▸ **Work instructions**
Images must not appear in your copy; reproduce every other part of the records exactly.

▸ **Dataset**
*-*-*

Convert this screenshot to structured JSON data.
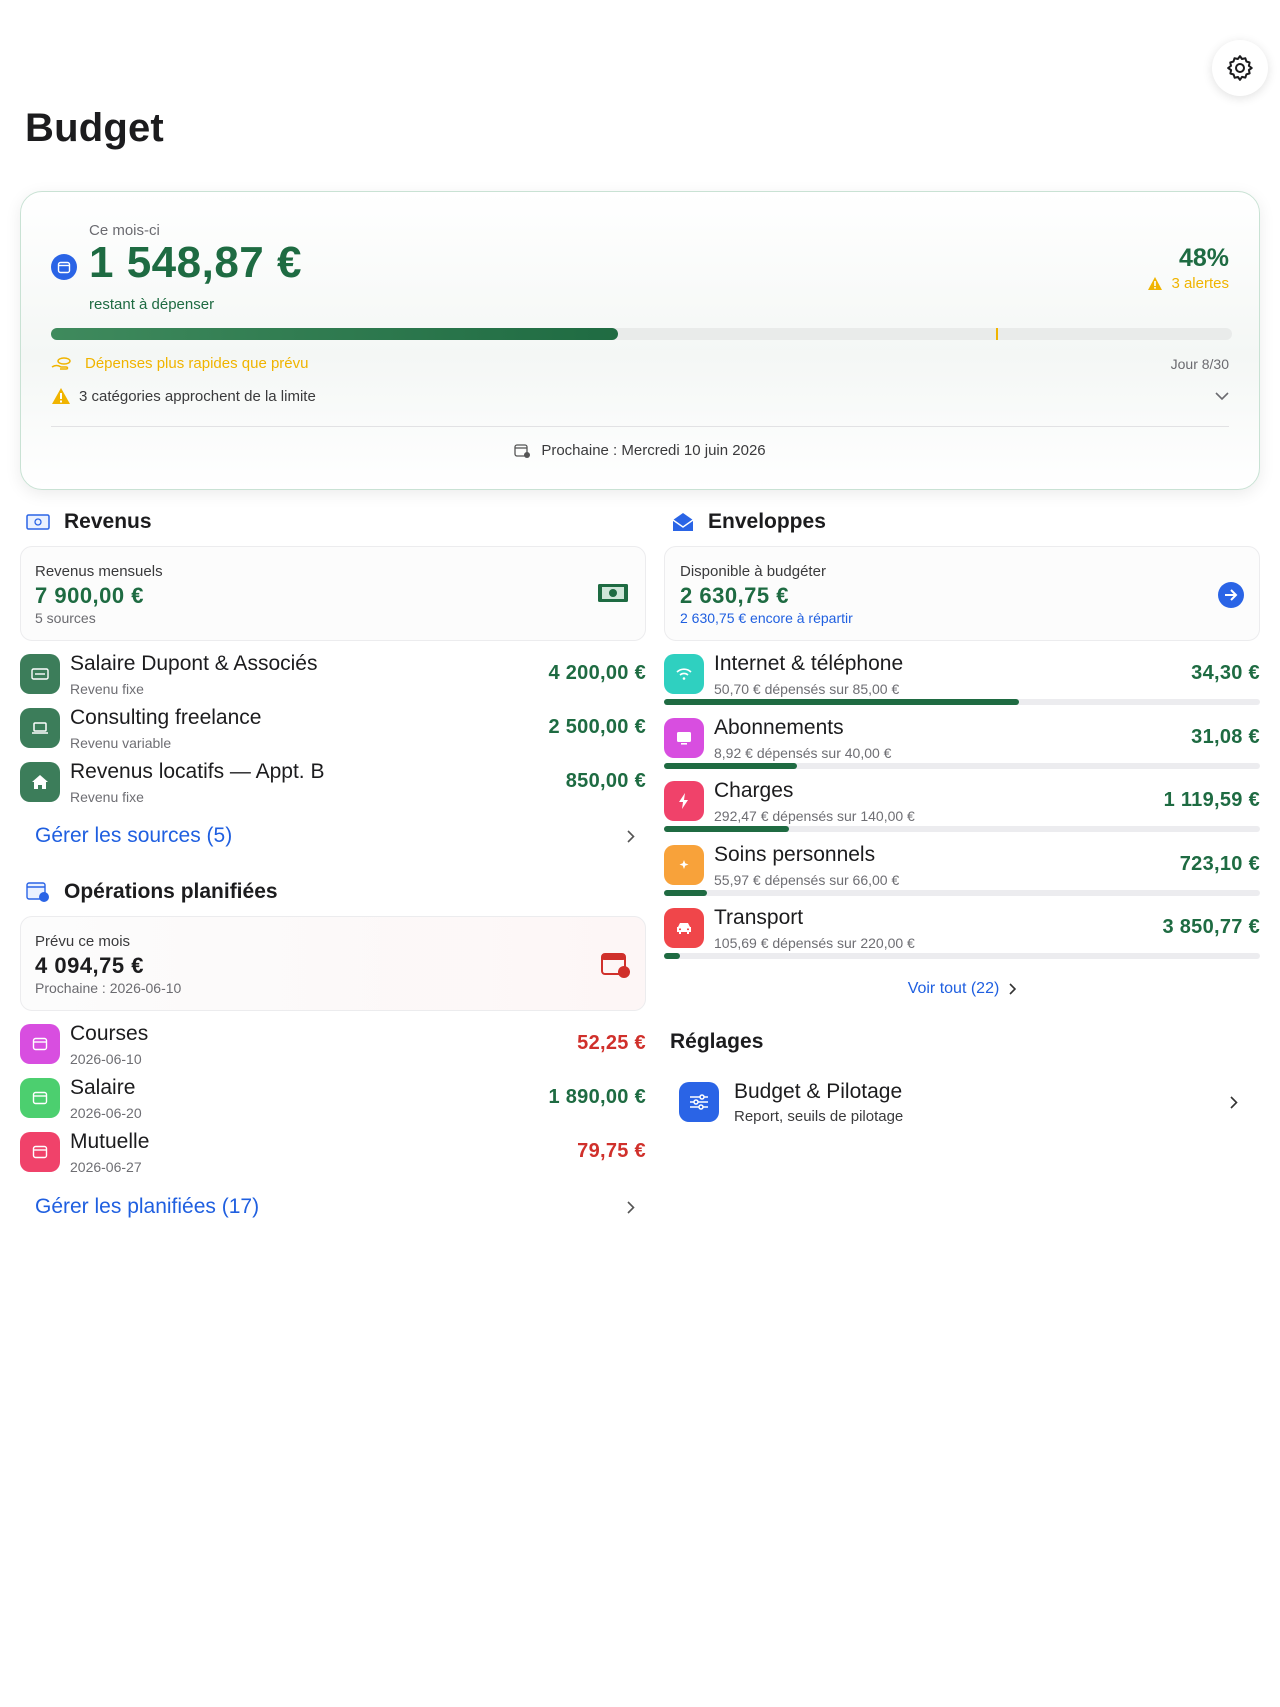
{
  "page": {
    "title": "Budget"
  },
  "hero": {
    "period": "Ce mois-ci",
    "amount": "1 548,87 €",
    "subtitle": "restant à dépenser",
    "percent": "48%",
    "alerts": "3 alertes",
    "progress_fraction": 0.48,
    "day_marker_fraction": 0.8,
    "warning_fast": "Dépenses plus rapides que prévu",
    "day": "Jour 8/30",
    "warning_limit": "3 catégories approchent de la limite",
    "next": "Prochaine : Mercredi 10 juin 2026"
  },
  "revenus": {
    "title": "Revenus",
    "summary_label": "Revenus mensuels",
    "summary_amount": "7 900,00 €",
    "summary_sub": "5 sources",
    "items": [
      {
        "title": "Salaire Dupont & Associés",
        "sub": "Revenu fixe",
        "amount": "4 200,00 €",
        "icon": "briefcase-icon"
      },
      {
        "title": "Consulting freelance",
        "sub": "Revenu variable",
        "amount": "2 500,00 €",
        "icon": "laptop-icon"
      },
      {
        "title": "Revenus locatifs — Appt. B",
        "sub": "Revenu fixe",
        "amount": "850,00 €",
        "icon": "house-icon"
      }
    ],
    "manage": "Gérer les sources (5)"
  },
  "planned": {
    "title": "Opérations planifiées",
    "summary_label": "Prévu ce mois",
    "summary_amount": "4 094,75 €",
    "summary_sub": "Prochaine : 2026-06-10",
    "items": [
      {
        "title": "Courses",
        "sub": "2026-06-10",
        "amount": "52,25 €",
        "color": "#d84ee0"
      },
      {
        "title": "Salaire",
        "sub": "2026-06-20",
        "amount": "1 890,00 €",
        "color": "#4ccf6f"
      },
      {
        "title": "Mutuelle",
        "sub": "2026-06-27",
        "amount": "79,75 €",
        "color": "#f0426a"
      }
    ],
    "manage": "Gérer les planifiées (17)"
  },
  "envelopes": {
    "title": "Enveloppes",
    "summary_label": "Disponible à budgéter",
    "summary_amount": "2 630,75 €",
    "summary_sub": "2 630,75 € encore à répartir",
    "items": [
      {
        "title": "Internet & téléphone",
        "sub": "50,70 € dépensés sur 85,00 €",
        "amount": "34,30 €",
        "color": "#2fd0c0",
        "icon": "wifi-icon",
        "fill": 0.596
      },
      {
        "title": "Abonnements",
        "sub": "8,92 € dépensés sur 40,00 €",
        "amount": "31,08 €",
        "color": "#d84ee0",
        "icon": "tv-icon",
        "fill": 0.223
      },
      {
        "title": "Charges",
        "sub": "292,47 € dépensés sur 140,00 €",
        "amount": "1 119,59 €",
        "color": "#f0426a",
        "icon": "bolt-icon",
        "fill": 0.209
      },
      {
        "title": "Soins personnels",
        "sub": "55,97 € dépensés sur 66,00 €",
        "amount": "723,10 €",
        "color": "#f8a23a",
        "icon": "sparkle-icon",
        "fill": 0.072
      },
      {
        "title": "Transport",
        "sub": "105,69 € dépensés sur 220,00 €",
        "amount": "3 850,77 €",
        "color": "#f0464a",
        "icon": "car-icon",
        "fill": 0.027
      }
    ],
    "see_all": "Voir tout (22)"
  },
  "settings": {
    "title": "Réglages",
    "item_title": "Budget & Pilotage",
    "item_sub": "Report, seuils de pilotage"
  }
}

*-*-*

▸ **Complete response**
Convert this screenshot to structured JSON data.
{
  "page": {
    "title": "Budget"
  },
  "hero": {
    "period": "Ce mois-ci",
    "amount": "1 548,87 €",
    "subtitle": "restant à dépenser",
    "percent": "48%",
    "alerts": "3 alertes",
    "progress_fraction": 0.48,
    "day_marker_fraction": 0.8,
    "warning_fast": "Dépenses plus rapides que prévu",
    "day": "Jour 8/30",
    "warning_limit": "3 catégories approchent de la limite",
    "next": "Prochaine : Mercredi 10 juin 2026"
  },
  "revenus": {
    "title": "Revenus",
    "summary_label": "Revenus mensuels",
    "summary_amount": "7 900,00 €",
    "summary_sub": "5 sources",
    "items": [
      {
        "title": "Salaire Dupont & Associés",
        "sub": "Revenu fixe",
        "amount": "4 200,00 €",
        "icon": "briefcase-icon"
      },
      {
        "title": "Consulting freelance",
        "sub": "Revenu variable",
        "amount": "2 500,00 €",
        "icon": "laptop-icon"
      },
      {
        "title": "Revenus locatifs — Appt. B",
        "sub": "Revenu fixe",
        "amount": "850,00 €",
        "icon": "house-icon"
      }
    ],
    "manage": "Gérer les sources (5)"
  },
  "planned": {
    "title": "Opérations planifiées",
    "summary_label": "Prévu ce mois",
    "summary_amount": "4 094,75 €",
    "summary_sub": "Prochaine : 2026-06-10",
    "items": [
      {
        "title": "Courses",
        "sub": "2026-06-10",
        "amount": "52,25 €",
        "color": "#d84ee0"
      },
      {
        "title": "Salaire",
        "sub": "2026-06-20",
        "amount": "1 890,00 €",
        "color": "#4ccf6f"
      },
      {
        "title": "Mutuelle",
        "sub": "2026-06-27",
        "amount": "79,75 €",
        "color": "#f0426a"
      }
    ],
    "manage": "Gérer les planifiées (17)"
  },
  "envelopes": {
    "title": "Enveloppes",
    "summary_label": "Disponible à budgéter",
    "summary_amount": "2 630,75 €",
    "summary_sub": "2 630,75 € encore à répartir",
    "items": [
      {
        "title": "Internet & téléphone",
        "sub": "50,70 € dépensés sur 85,00 €",
        "amount": "34,30 €",
        "color": "#2fd0c0",
        "icon": "wifi-icon",
        "fill": 0.596
      },
      {
        "title": "Abonnements",
        "sub": "8,92 € dépensés sur 40,00 €",
        "amount": "31,08 €",
        "color": "#d84ee0",
        "icon": "tv-icon",
        "fill": 0.223
      },
      {
        "title": "Charges",
        "sub": "292,47 € dépensés sur 140,00 €",
        "amount": "1 119,59 €",
        "color": "#f0426a",
        "icon": "bolt-icon",
        "fill": 0.209
      },
      {
        "title": "Soins personnels",
        "sub": "55,97 € dépensés sur 66,00 €",
        "amount": "723,10 €",
        "color": "#f8a23a",
        "icon": "sparkle-icon",
        "fill": 0.072
      },
      {
        "title": "Transport",
        "sub": "105,69 € dépensés sur 220,00 €",
        "amount": "3 850,77 €",
        "color": "#f0464a",
        "icon": "car-icon",
        "fill": 0.027
      }
    ],
    "see_all": "Voir tout (22)"
  },
  "settings": {
    "title": "Réglages",
    "item_title": "Budget & Pilotage",
    "item_sub": "Report, seuils de pilotage"
  }
}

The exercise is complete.